• OBJECTIVE
Lines containing the word "province" are the ones to copy from the records below.

Excerpt from a dataset:
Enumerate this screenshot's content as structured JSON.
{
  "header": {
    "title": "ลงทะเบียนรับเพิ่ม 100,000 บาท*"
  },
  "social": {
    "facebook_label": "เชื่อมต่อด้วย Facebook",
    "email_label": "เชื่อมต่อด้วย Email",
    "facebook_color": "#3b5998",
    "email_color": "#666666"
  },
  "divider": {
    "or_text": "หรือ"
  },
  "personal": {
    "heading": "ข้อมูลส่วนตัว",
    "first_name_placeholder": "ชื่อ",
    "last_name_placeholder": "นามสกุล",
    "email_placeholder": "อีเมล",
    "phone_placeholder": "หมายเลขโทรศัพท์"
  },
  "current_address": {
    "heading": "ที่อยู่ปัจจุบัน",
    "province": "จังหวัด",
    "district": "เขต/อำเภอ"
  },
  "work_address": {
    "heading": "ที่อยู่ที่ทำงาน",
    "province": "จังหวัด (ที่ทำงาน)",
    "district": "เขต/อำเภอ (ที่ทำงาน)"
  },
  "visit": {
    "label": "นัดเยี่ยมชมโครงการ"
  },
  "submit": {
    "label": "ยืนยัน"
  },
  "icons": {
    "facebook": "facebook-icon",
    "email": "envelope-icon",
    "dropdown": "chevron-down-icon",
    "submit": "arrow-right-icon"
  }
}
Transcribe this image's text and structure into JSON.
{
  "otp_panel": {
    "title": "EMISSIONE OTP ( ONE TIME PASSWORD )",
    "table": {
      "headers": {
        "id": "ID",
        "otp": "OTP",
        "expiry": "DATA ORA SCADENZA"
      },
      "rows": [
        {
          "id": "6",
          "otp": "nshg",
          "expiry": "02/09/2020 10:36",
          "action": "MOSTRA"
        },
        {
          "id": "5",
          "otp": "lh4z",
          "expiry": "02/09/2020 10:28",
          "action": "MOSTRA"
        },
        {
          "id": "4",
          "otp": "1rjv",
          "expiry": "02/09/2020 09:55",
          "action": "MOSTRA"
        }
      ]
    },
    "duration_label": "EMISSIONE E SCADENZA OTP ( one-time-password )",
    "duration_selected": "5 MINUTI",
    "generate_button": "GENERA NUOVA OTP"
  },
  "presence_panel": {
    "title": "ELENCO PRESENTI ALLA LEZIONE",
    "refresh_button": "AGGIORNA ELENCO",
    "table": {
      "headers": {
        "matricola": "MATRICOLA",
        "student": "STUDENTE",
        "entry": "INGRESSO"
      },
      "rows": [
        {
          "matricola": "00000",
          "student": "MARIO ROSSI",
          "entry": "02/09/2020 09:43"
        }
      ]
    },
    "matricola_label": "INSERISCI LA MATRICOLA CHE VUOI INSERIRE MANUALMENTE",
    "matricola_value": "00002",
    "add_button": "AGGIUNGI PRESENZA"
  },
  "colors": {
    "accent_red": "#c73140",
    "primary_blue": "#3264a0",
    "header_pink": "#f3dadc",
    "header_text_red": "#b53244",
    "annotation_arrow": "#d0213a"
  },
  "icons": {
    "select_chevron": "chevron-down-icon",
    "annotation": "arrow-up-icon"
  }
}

• TASK ANSWER
    "province": "จังหวัด",
    "province": "จังหวัด (ที่ทำงาน)",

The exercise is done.